▶ What is expected
In the copy, keep every record exact and leave out all images.

━━━━━━━━━━

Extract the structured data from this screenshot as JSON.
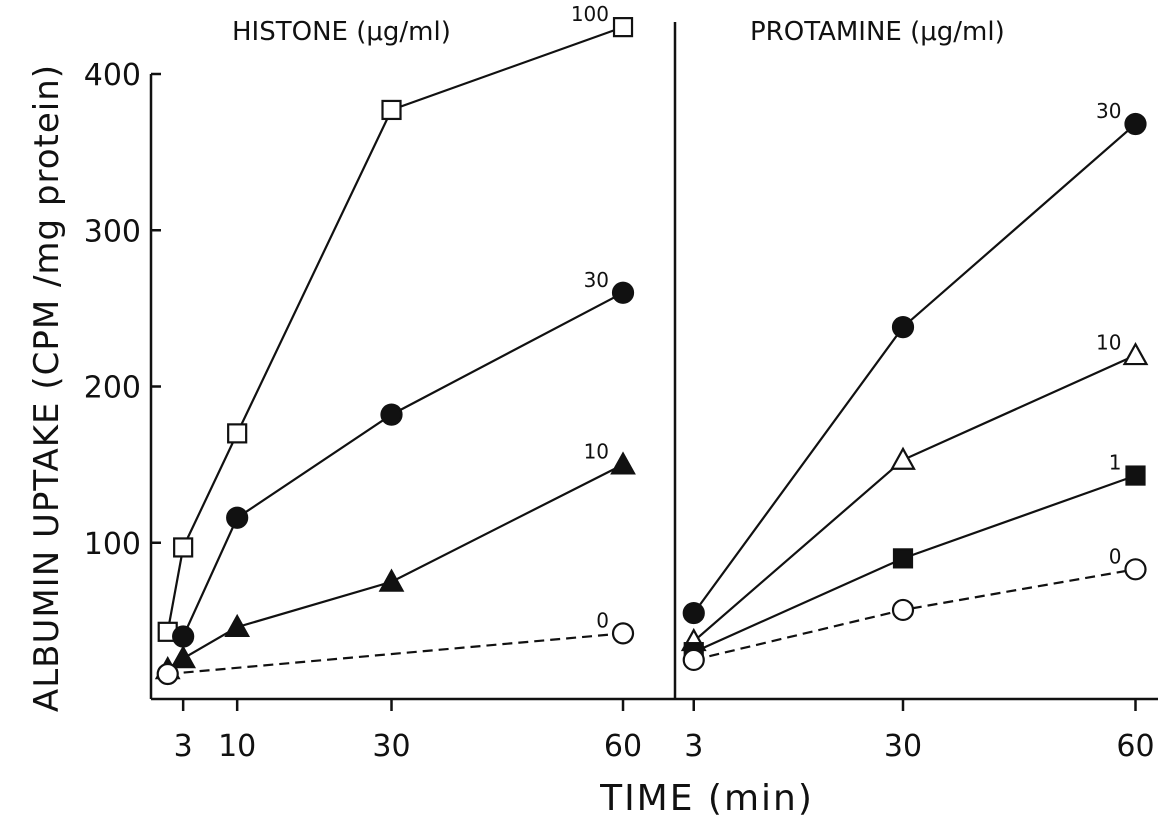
{
  "chart_data": {
    "type": "line",
    "ylabel": "ALBUMIN UPTAKE (CPM /mg protein)",
    "xlabel": "TIME (min)",
    "ylim": [
      0,
      400
    ],
    "y_ticks": [
      100,
      200,
      300,
      400
    ],
    "grid": false,
    "colors": {
      "ink": "#111111",
      "background": "#ffffff"
    },
    "panels": [
      {
        "title": "HISTONE (μg/ml)",
        "x_ticks": [
          3,
          10,
          30,
          60
        ],
        "series": [
          {
            "name": "100",
            "marker": "open-square",
            "dash": false,
            "x": [
              1,
              3,
              10,
              30,
              60
            ],
            "y": [
              43,
              97,
              170,
              377,
              430
            ]
          },
          {
            "name": "30",
            "marker": "filled-circle",
            "dash": false,
            "x": [
              3,
              10,
              30,
              60
            ],
            "y": [
              40,
              116,
              182,
              260
            ]
          },
          {
            "name": "10",
            "marker": "filled-triangle",
            "dash": false,
            "x": [
              1,
              3,
              10,
              30,
              60
            ],
            "y": [
              19,
              26,
              46,
              75,
              150
            ]
          },
          {
            "name": "0",
            "marker": "open-circle",
            "dash": true,
            "x": [
              1,
              60
            ],
            "y": [
              16,
              42
            ]
          }
        ]
      },
      {
        "title": "PROTAMINE (μg/ml)",
        "x_ticks": [
          3,
          30,
          60
        ],
        "series": [
          {
            "name": "30",
            "marker": "filled-circle",
            "dash": false,
            "x": [
              3,
              30,
              60
            ],
            "y": [
              55,
              238,
              368
            ]
          },
          {
            "name": "10",
            "marker": "open-triangle",
            "dash": false,
            "x": [
              3,
              30,
              60
            ],
            "y": [
              37,
              153,
              220
            ]
          },
          {
            "name": "1",
            "marker": "filled-square",
            "dash": false,
            "x": [
              3,
              30,
              60
            ],
            "y": [
              30,
              90,
              143
            ]
          },
          {
            "name": "0",
            "marker": "open-circle",
            "dash": true,
            "x": [
              3,
              30,
              60
            ],
            "y": [
              25,
              57,
              83
            ]
          }
        ]
      }
    ]
  }
}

━━━━━━━━━━

▶ The answer
Extract the structured data from this screenshot as JSON.
{
  "chart_data": {
    "type": "line",
    "ylabel": "ALBUMIN UPTAKE (CPM /mg protein)",
    "xlabel": "TIME (min)",
    "ylim": [
      0,
      400
    ],
    "y_ticks": [
      100,
      200,
      300,
      400
    ],
    "grid": false,
    "colors": {
      "ink": "#111111",
      "background": "#ffffff"
    },
    "panels": [
      {
        "title": "HISTONE (μg/ml)",
        "x_ticks": [
          3,
          10,
          30,
          60
        ],
        "series": [
          {
            "name": "100",
            "marker": "open-square",
            "dash": false,
            "x": [
              1,
              3,
              10,
              30,
              60
            ],
            "y": [
              43,
              97,
              170,
              377,
              430
            ]
          },
          {
            "name": "30",
            "marker": "filled-circle",
            "dash": false,
            "x": [
              3,
              10,
              30,
              60
            ],
            "y": [
              40,
              116,
              182,
              260
            ]
          },
          {
            "name": "10",
            "marker": "filled-triangle",
            "dash": false,
            "x": [
              1,
              3,
              10,
              30,
              60
            ],
            "y": [
              19,
              26,
              46,
              75,
              150
            ]
          },
          {
            "name": "0",
            "marker": "open-circle",
            "dash": true,
            "x": [
              1,
              60
            ],
            "y": [
              16,
              42
            ]
          }
        ]
      },
      {
        "title": "PROTAMINE (μg/ml)",
        "x_ticks": [
          3,
          30,
          60
        ],
        "series": [
          {
            "name": "30",
            "marker": "filled-circle",
            "dash": false,
            "x": [
              3,
              30,
              60
            ],
            "y": [
              55,
              238,
              368
            ]
          },
          {
            "name": "10",
            "marker": "open-triangle",
            "dash": false,
            "x": [
              3,
              30,
              60
            ],
            "y": [
              37,
              153,
              220
            ]
          },
          {
            "name": "1",
            "marker": "filled-square",
            "dash": false,
            "x": [
              3,
              30,
              60
            ],
            "y": [
              30,
              90,
              143
            ]
          },
          {
            "name": "0",
            "marker": "open-circle",
            "dash": true,
            "x": [
              3,
              30,
              60
            ],
            "y": [
              25,
              57,
              83
            ]
          }
        ]
      }
    ]
  }
}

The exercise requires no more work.